Exercise data >>
—————

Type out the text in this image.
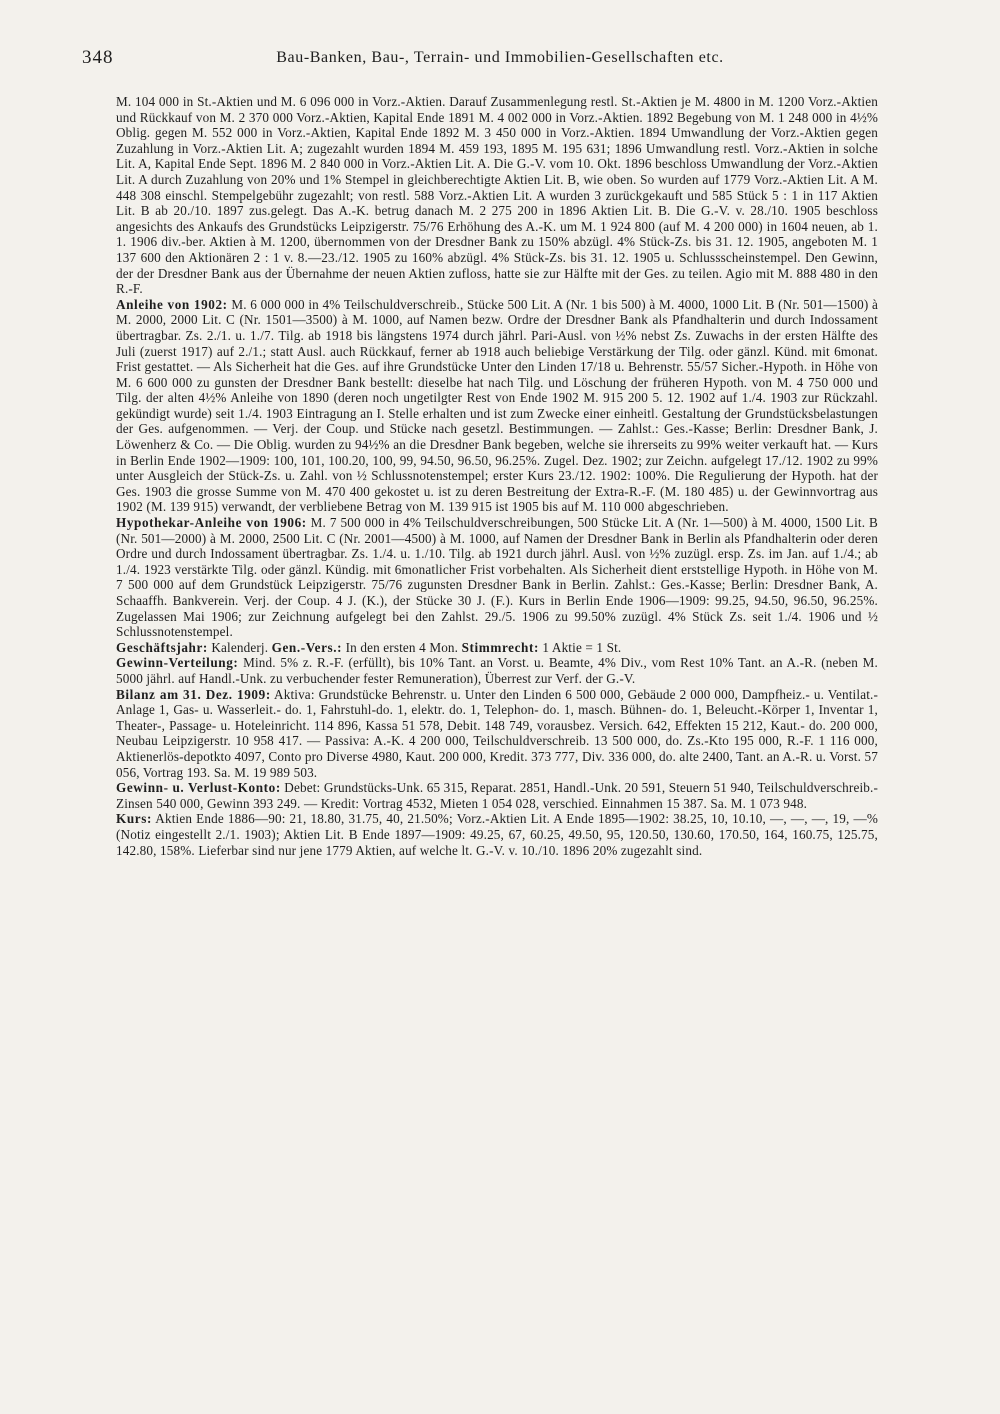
348	Bau-Banken, Bau-, Terrain- und Immobilien-Gesellschaften etc.

M. 104 000 in St.-Aktien und M. 6 096 000 in Vorz.-Aktien. Darauf Zusammenlegung restl. St.-Aktien je M. 4800 in M. 1200 Vorz.-Aktien und Rückkauf von M. 2 370 000 Vorz.-Aktien, Kapital Ende 1891 M. 4 002 000 in Vorz.-Aktien. 1892 Begebung von M. 1 248 000 in 4½% Oblig. gegen M. 552 000 in Vorz.-Aktien, Kapital Ende 1892 M. 3 450 000 in Vorz.-Aktien. 1894 Umwandlung der Vorz.-Aktien gegen Zuzahlung in Vorz.-Aktien Lit. A; zugezahlt wurden 1894 M. 459 193, 1895 M. 195 631; 1896 Umwandlung restl. Vorz.-Aktien in solche Lit. A, Kapital Ende Sept. 1896 M. 2 840 000 in Vorz.-Aktien Lit. A. Die G.-V. vom 10. Okt. 1896 beschloss Umwandlung der Vorz.-Aktien Lit. A durch Zuzahlung von 20% und 1% Stempel in gleichberechtigte Aktien Lit. B, wie oben. So wurden auf 1779 Vorz.-Aktien Lit. A M. 448 308 einschl. Stempelgebühr zugezahlt; von restl. 588 Vorz.-Aktien Lit. A wurden 3 zurückgekauft und 585 Stück 5 : 1 in 117 Aktien Lit. B ab 20./10. 1897 zus.gelegt. Das A.-K. betrug danach M. 2 275 200 in 1896 Aktien Lit. B. Die G.-V. v. 28./10. 1905 beschloss angesichts des Ankaufs des Grundstücks Leipzigerstr. 75/76 Erhöhung des A.-K. um M. 1 924 800 (auf M. 4 200 000) in 1604 neuen, ab 1. 1. 1906 div.-ber. Aktien à M. 1200, übernommen von der Dresdner Bank zu 150% abzügl. 4% Stück-Zs. bis 31. 12. 1905, angeboten M. 1 137 600 den Aktionären 2 : 1 v. 8.—23./12. 1905 zu 160% abzügl. 4% Stück-Zs. bis 31. 12. 1905 u. Schlussscheinstempel. Den Gewinn, der der Dresdner Bank aus der Übernahme der neuen Aktien zufloss, hatte sie zur Hälfte mit der Ges. zu teilen. Agio mit M. 888 480 in den R.-F.

Anleihe von 1902: M. 6 000 000 in 4% Teilschuldverschreib., Stücke 500 Lit. A (Nr. 1 bis 500) à M. 4000, 1000 Lit. B (Nr. 501—1500) à M. 2000, 2000 Lit. C (Nr. 1501—3500) à M. 1000, auf Namen bezw. Ordre der Dresdner Bank als Pfandhalterin und durch Indossament übertragbar. Zs. 2./1. u. 1./7. Tilg. ab 1918 bis längstens 1974 durch jährl. Pari-Ausl. von ½% nebst Zs. Zuwachs in der ersten Hälfte des Juli (zuerst 1917) auf 2./1.; statt Ausl. auch Rückkauf, ferner ab 1918 auch beliebige Verstärkung der Tilg. oder gänzl. Künd. mit 6monat. Frist gestattet. — Als Sicherheit hat die Ges. auf ihre Grundstücke Unter den Linden 17/18 u. Behrenstr. 55/57 Sicher.-Hypoth. in Höhe von M. 6 600 000 zu gunsten der Dresdner Bank bestellt: dieselbe hat nach Tilg. und Löschung der früheren Hypoth. von M. 4 750 000 und Tilg. der alten 4½% Anleihe von 1890 (deren noch ungetilgter Rest von Ende 1902 M. 915 200 5. 12. 1902 auf 1./4. 1903 zur Rückzahl. gekündigt wurde) seit 1./4. 1903 Eintragung an I. Stelle erhalten und ist zum Zwecke einer einheitl. Gestaltung der Grundstücksbelastungen der Ges. aufgenommen. — Verj. der Coup. und Stücke nach gesetzl. Bestimmungen. — Zahlst.: Ges.-Kasse; Berlin: Dresdner Bank, J. Löwenherz & Co. — Die Oblig. wurden zu 94½% an die Dresdner Bank begeben, welche sie ihrerseits zu 99% weiter verkauft hat. — Kurs in Berlin Ende 1902—1909: 100, 101, 100.20, 100, 99, 94.50, 96.50, 96.25%. Zugel. Dez. 1902; zur Zeichn. aufgelegt 17./12. 1902 zu 99% unter Ausgleich der Stück-Zs. u. Zahl. von ½ Schlussnotenstempel; erster Kurs 23./12. 1902: 100%. Die Regulierung der Hypoth. hat der Ges. 1903 die grosse Summe von M. 470 400 gekostet u. ist zu deren Bestreitung der Extra-R.-F. (M. 180 485) u. der Gewinnvortrag aus 1902 (M. 139 915) verwandt, der verbliebene Betrag von M. 139 915 ist 1905 bis auf M. 110 000 abgeschrieben.

Hypothekar-Anleihe von 1906: M. 7 500 000 in 4% Teilschuldverschreibungen, 500 Stücke Lit. A (Nr. 1—500) à M. 4000, 1500 Lit. B (Nr. 501—2000) à M. 2000, 2500 Lit. C (Nr. 2001—4500) à M. 1000, auf Namen der Dresdner Bank in Berlin als Pfandhalterin oder deren Ordre und durch Indossament übertragbar. Zs. 1./4. u. 1./10. Tilg. ab 1921 durch jährl. Ausl. von ½% zuzügl. ersp. Zs. im Jan. auf 1./4.; ab 1./4. 1923 verstärkte Tilg. oder gänzl. Kündig. mit 6monatlicher Frist vorbehalten. Als Sicherheit dient erststellige Hypoth. in Höhe von M. 7 500 000 auf dem Grundstück Leipzigerstr. 75/76 zugunsten Dresdner Bank in Berlin. Zahlst.: Ges.-Kasse; Berlin: Dresdner Bank, A. Schaaffh. Bankverein. Verj. der Coup. 4 J. (K.), der Stücke 30 J. (F.). Kurs in Berlin Ende 1906—1909: 99.25, 94.50, 96.50, 96.25%. Zugelassen Mai 1906; zur Zeichnung aufgelegt bei den Zahlst. 29./5. 1906 zu 99.50% zuzügl. 4% Stück Zs. seit 1./4. 1906 und ½ Schlussnotenstempel.

Geschäftsjahr: Kalenderj. Gen.-Vers.: In den ersten 4 Mon. Stimmrecht: 1 Aktie = 1 St.

Gewinn-Verteilung: Mind. 5% z. R.-F. (erfüllt), bis 10% Tant. an Vorst. u. Beamte, 4% Div., vom Rest 10% Tant. an A.-R. (neben M. 5000 jährl. auf Handl.-Unk. zu verbuchender fester Remuneration), Überrest zur Verf. der G.-V.

Bilanz am 31. Dez. 1909: Aktiva: Grundstücke Behrenstr. u. Unter den Linden 6 500 000, Gebäude 2 000 000, Dampfheiz.- u. Ventilat.-Anlage 1, Gas- u. Wasserleit.- do. 1, Fahrstuhl-do. 1, elektr. do. 1, Telephon- do. 1, masch. Bühnen- do. 1, Beleucht.-Körper 1, Inventar 1, Theater-, Passage- u. Hoteleinricht. 114 896, Kassa 51 578, Debit. 148 749, vorausbez. Versich. 642, Effekten 15 212, Kaut.- do. 200 000, Neubau Leipzigerstr. 10 958 417. — Passiva: A.-K. 4 200 000, Teilschuldverschreib. 13 500 000, do. Zs.-Kto 195 000, R.-F. 1 116 000, Aktienerlös-depotkto 4097, Conto pro Diverse 4980, Kaut. 200 000, Kredit. 373 777, Div. 336 000, do. alte 2400, Tant. an A.-R. u. Vorst. 57 056, Vortrag 193. Sa. M. 19 989 503.

Gewinn- u. Verlust-Konto: Debet: Grundstücks-Unk. 65 315, Reparat. 2851, Handl.-Unk. 20 591, Steuern 51 940, Teilschuldverschreib.-Zinsen 540 000, Gewinn 393 249. — Kredit: Vortrag 4532, Mieten 1 054 028, verschied. Einnahmen 15 387. Sa. M. 1 073 948.

Kurs: Aktien Ende 1886—90: 21, 18.80, 31.75, 40, 21.50%; Vorz.-Aktien Lit. A Ende 1895—1902: 38.25, 10, 10.10, —, —, —, 19, —% (Notiz eingestellt 2./1. 1903); Aktien Lit. B Ende 1897—1909: 49.25, 67, 60.25, 49.50, 95, 120.50, 130.60, 170.50, 164, 160.75, 125.75, 142.80, 158%. Lieferbar sind nur jene 1779 Aktien, auf welche lt. G.-V. v. 10./10. 1896 20% zugezahlt sind.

—————

Exercise requirements >>
Among the lines above, which contain the word "Vorst"? Copy every one.

Answer to this problem >>
Gewinn-Verteilung: Mind. 5% z. R.-F. (erfüllt), bis 10% Tant. an Vorst. u. Beamte, 4% Div., vom Rest 10% Tant. an A.-R. (neben M. 5000 jährl. auf Handl.-Unk. zu verbuchender fester Remuneration), Überrest zur Verf. der G.-V.
Bilanz am 31. Dez. 1909: Aktiva: Grundstücke Behrenstr. u. Unter den Linden 6 500 000, Gebäude 2 000 000, Dampfheiz.- u. Ventilat.-Anlage 1, Gas- u. Wasserleit.- do. 1, Fahrstuhl-do. 1, elektr. do. 1, Telephon- do. 1, masch. Bühnen- do. 1, Beleucht.-Körper 1, Inventar 1, Theater-, Passage- u. Hoteleinricht. 114 896, Kassa 51 578, Debit. 148 749, vorausbez. Versich. 642, Effekten 15 212, Kaut.- do. 200 000, Neubau Leipzigerstr. 10 958 417. — Passiva: A.-K. 4 200 000, Teilschuldverschreib. 13 500 000, do. Zs.-Kto 195 000, R.-F. 1 116 000, Aktienerlös-depotkto 4097, Conto pro Diverse 4980, Kaut. 200 000, Kredit. 373 777, Div. 336 000, do. alte 2400, Tant. an A.-R. u. Vorst. 57 056, Vortrag 193. Sa. M. 19 989 503.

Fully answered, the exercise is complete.